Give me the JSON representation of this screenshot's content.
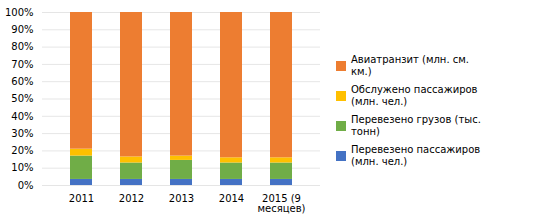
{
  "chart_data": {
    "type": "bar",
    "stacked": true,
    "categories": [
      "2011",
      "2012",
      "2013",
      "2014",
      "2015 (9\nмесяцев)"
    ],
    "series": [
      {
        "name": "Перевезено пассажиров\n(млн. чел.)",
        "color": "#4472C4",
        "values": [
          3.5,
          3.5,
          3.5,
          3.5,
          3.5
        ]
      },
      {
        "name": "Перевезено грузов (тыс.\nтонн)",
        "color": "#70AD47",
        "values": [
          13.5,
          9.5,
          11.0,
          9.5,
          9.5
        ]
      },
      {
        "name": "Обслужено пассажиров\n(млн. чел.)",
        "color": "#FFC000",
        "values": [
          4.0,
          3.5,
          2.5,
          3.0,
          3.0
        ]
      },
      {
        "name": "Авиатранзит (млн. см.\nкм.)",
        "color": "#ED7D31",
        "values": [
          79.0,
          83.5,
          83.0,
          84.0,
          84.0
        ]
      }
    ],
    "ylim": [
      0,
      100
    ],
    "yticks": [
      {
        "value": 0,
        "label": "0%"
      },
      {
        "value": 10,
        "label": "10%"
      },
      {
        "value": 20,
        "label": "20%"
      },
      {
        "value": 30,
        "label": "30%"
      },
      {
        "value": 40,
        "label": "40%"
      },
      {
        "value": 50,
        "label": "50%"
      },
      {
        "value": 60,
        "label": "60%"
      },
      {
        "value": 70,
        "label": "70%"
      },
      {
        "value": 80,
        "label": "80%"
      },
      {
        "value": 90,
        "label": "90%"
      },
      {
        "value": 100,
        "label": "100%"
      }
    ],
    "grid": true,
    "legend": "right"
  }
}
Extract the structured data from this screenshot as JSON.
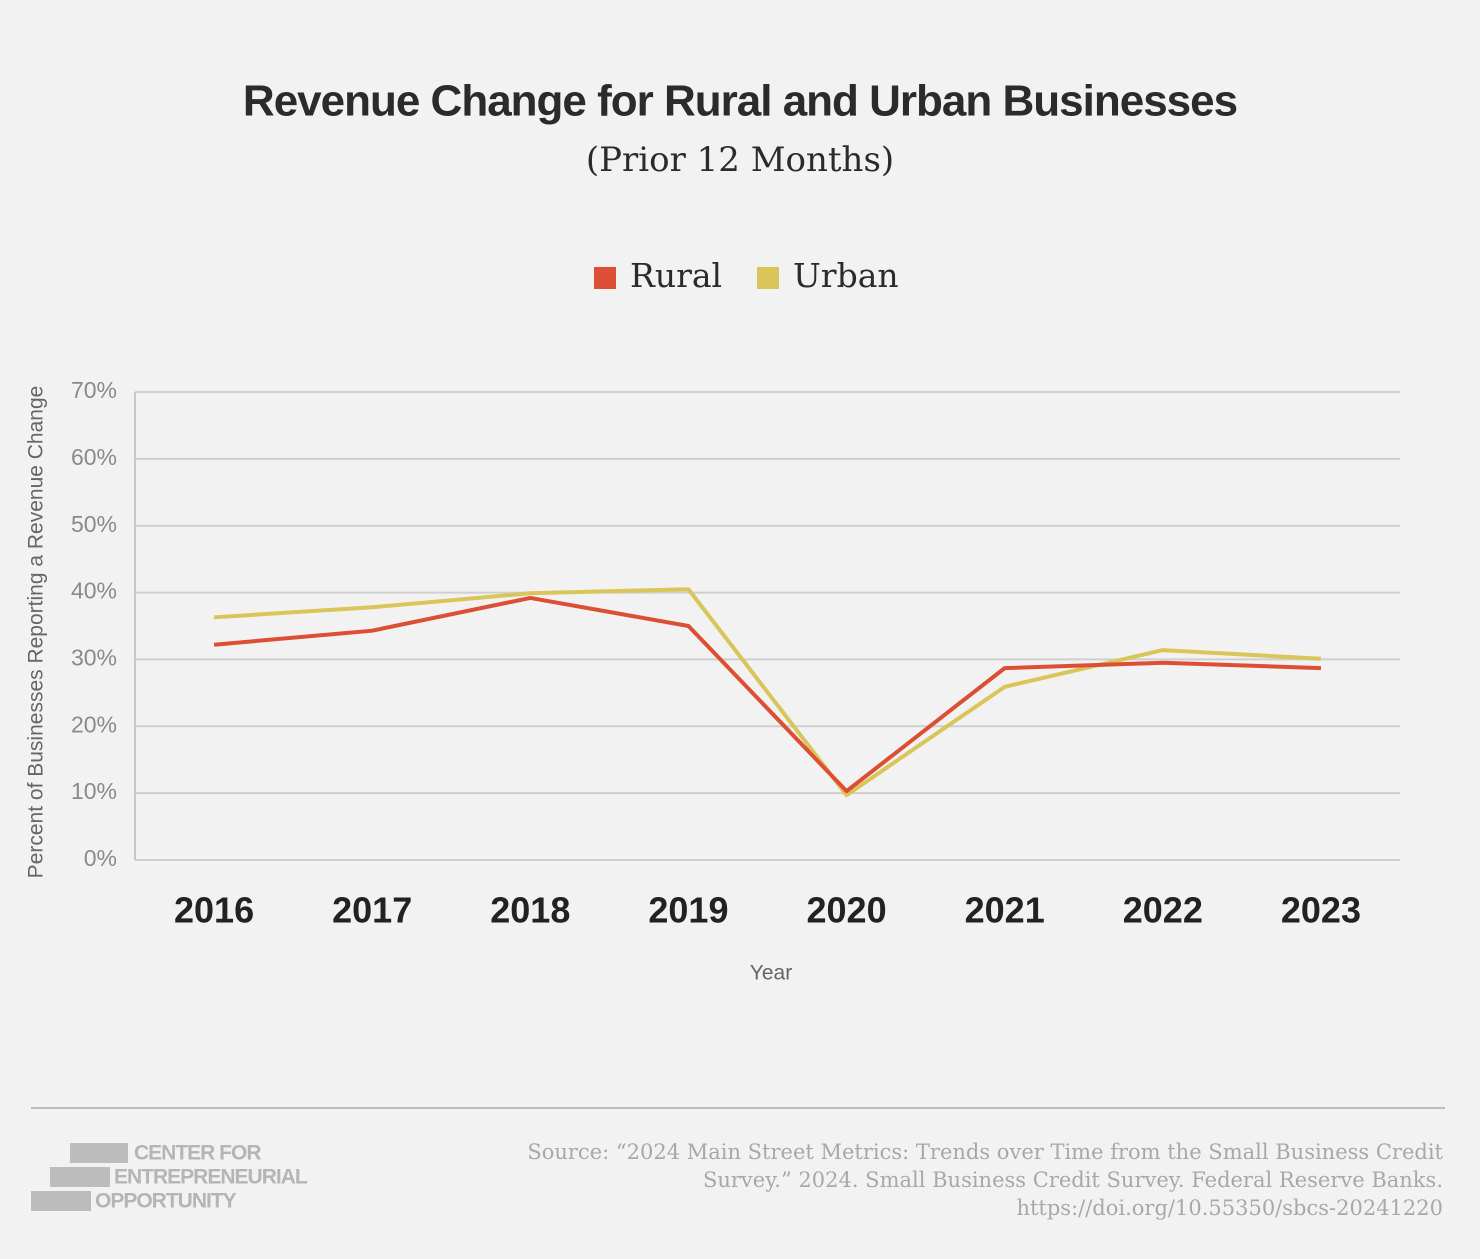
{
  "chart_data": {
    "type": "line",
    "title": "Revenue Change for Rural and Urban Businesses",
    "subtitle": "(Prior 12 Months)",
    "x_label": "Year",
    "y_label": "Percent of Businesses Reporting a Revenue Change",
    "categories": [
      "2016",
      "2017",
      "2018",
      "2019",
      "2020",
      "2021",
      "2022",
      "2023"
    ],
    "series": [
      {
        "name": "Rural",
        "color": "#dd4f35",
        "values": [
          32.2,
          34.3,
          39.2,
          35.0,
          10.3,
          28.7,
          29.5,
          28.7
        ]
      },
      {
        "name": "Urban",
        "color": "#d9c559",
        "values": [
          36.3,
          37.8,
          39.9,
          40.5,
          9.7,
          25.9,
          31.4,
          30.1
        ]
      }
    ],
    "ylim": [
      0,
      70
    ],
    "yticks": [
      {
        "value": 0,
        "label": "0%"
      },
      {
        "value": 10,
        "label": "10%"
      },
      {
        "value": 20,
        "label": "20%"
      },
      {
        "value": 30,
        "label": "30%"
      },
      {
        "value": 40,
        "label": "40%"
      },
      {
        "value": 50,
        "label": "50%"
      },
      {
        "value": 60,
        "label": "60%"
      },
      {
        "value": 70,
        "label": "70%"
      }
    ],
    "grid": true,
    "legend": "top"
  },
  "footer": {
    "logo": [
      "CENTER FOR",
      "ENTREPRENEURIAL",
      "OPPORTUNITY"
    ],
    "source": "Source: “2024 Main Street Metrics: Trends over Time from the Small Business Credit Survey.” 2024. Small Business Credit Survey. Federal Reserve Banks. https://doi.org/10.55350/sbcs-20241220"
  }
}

- - - -

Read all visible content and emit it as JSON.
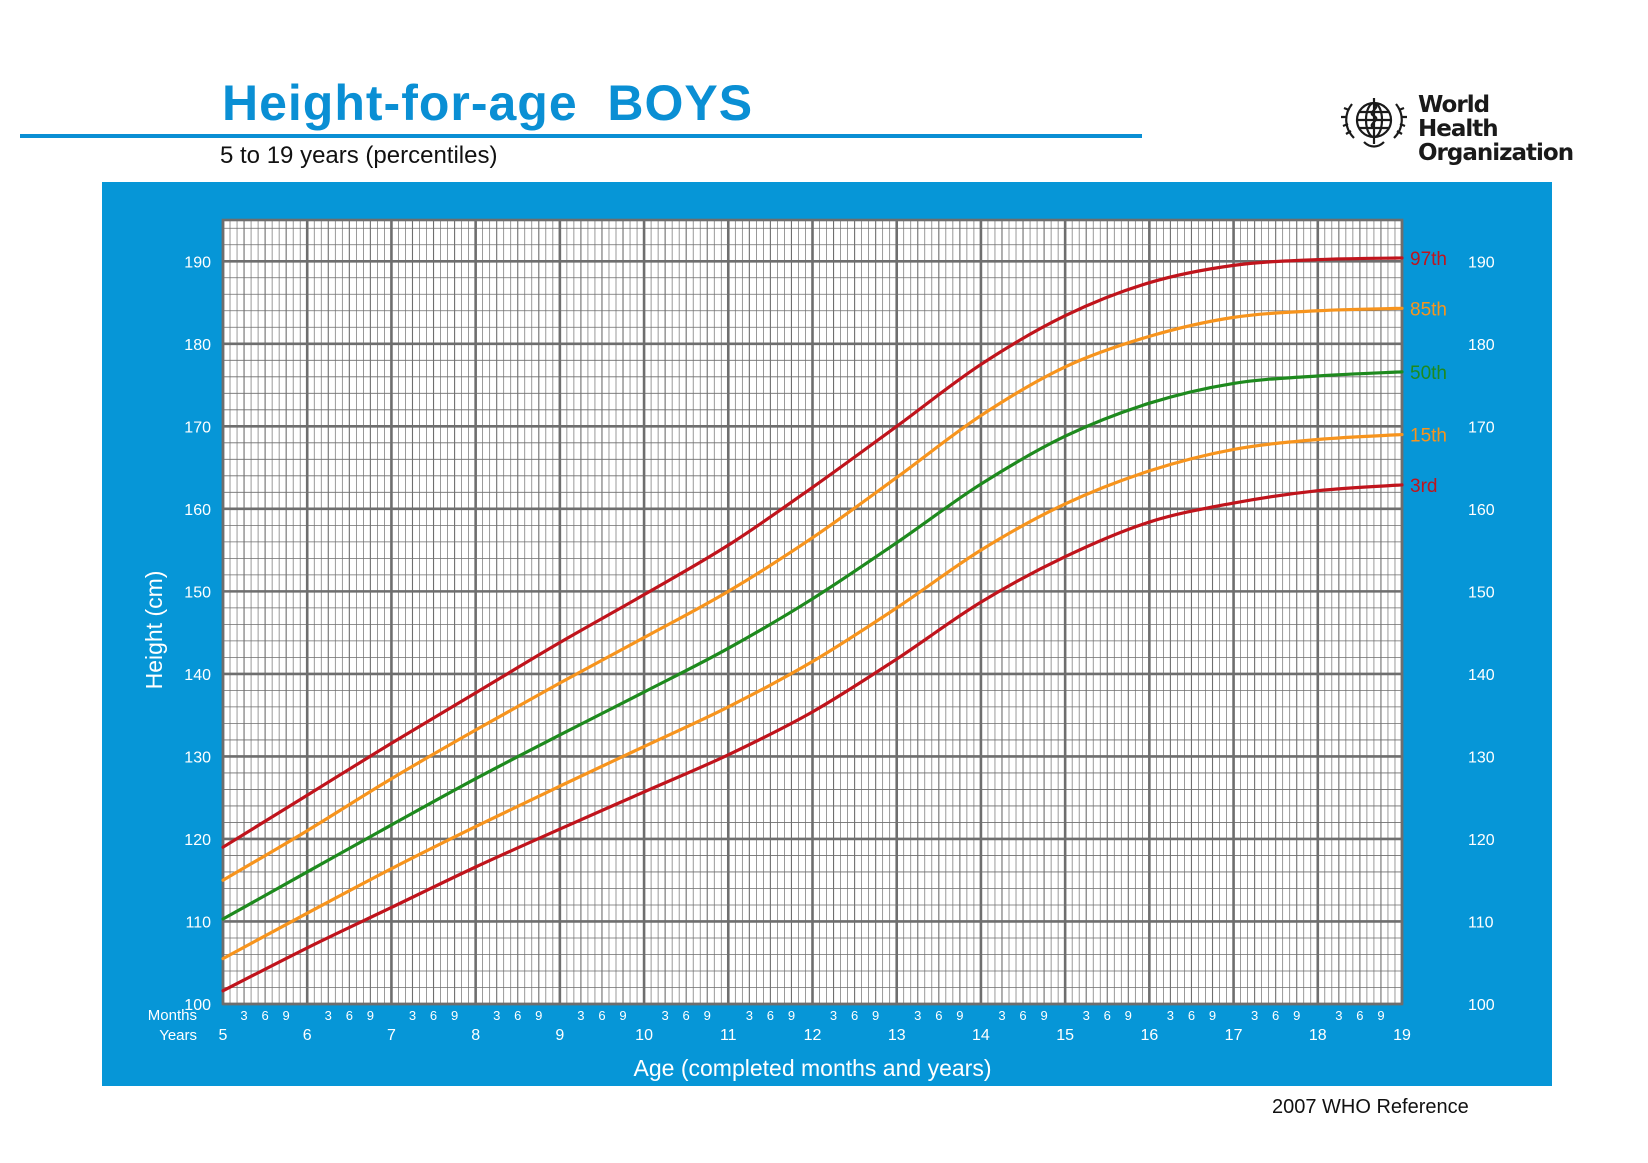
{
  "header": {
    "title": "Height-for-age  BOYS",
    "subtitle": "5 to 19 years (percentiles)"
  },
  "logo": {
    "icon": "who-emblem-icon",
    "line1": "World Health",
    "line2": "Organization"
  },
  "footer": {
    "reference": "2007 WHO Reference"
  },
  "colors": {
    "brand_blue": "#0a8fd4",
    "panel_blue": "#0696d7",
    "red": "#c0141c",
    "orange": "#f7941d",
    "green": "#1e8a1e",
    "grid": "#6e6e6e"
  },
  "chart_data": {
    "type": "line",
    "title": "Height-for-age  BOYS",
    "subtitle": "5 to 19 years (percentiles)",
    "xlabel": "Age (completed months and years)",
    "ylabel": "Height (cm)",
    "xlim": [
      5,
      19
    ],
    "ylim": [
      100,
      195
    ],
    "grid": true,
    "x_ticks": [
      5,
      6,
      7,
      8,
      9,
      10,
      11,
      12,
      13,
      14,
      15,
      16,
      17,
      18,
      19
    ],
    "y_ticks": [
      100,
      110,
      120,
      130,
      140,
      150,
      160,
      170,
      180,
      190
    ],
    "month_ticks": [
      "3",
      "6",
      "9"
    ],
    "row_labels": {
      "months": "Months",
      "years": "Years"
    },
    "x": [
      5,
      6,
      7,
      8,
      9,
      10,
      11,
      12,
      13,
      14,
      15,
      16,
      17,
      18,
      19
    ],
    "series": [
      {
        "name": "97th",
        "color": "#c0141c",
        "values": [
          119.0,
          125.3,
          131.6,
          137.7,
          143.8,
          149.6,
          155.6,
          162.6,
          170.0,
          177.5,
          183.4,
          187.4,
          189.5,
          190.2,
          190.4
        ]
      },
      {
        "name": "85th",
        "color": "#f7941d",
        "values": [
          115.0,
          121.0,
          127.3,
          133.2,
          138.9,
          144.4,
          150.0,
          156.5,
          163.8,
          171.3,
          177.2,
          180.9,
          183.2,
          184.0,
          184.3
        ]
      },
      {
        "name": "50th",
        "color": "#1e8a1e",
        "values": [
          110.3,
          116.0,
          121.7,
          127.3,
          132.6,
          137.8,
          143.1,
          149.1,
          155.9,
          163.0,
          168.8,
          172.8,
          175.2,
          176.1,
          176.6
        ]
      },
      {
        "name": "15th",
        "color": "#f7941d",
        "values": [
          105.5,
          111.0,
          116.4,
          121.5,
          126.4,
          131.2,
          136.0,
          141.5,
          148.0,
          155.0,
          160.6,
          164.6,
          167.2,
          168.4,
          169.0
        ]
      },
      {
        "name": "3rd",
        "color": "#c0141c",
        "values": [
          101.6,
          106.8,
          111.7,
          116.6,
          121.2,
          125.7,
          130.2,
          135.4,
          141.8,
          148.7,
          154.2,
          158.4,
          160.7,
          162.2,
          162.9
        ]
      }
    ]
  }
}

- - - -

Look through the data above. Each line containing the word "JSON" needs to be copied.

Give me the JSON representation of this screenshot's content.
Extract the structured data from this screenshot as JSON.
Read all visible content and emit it as JSON.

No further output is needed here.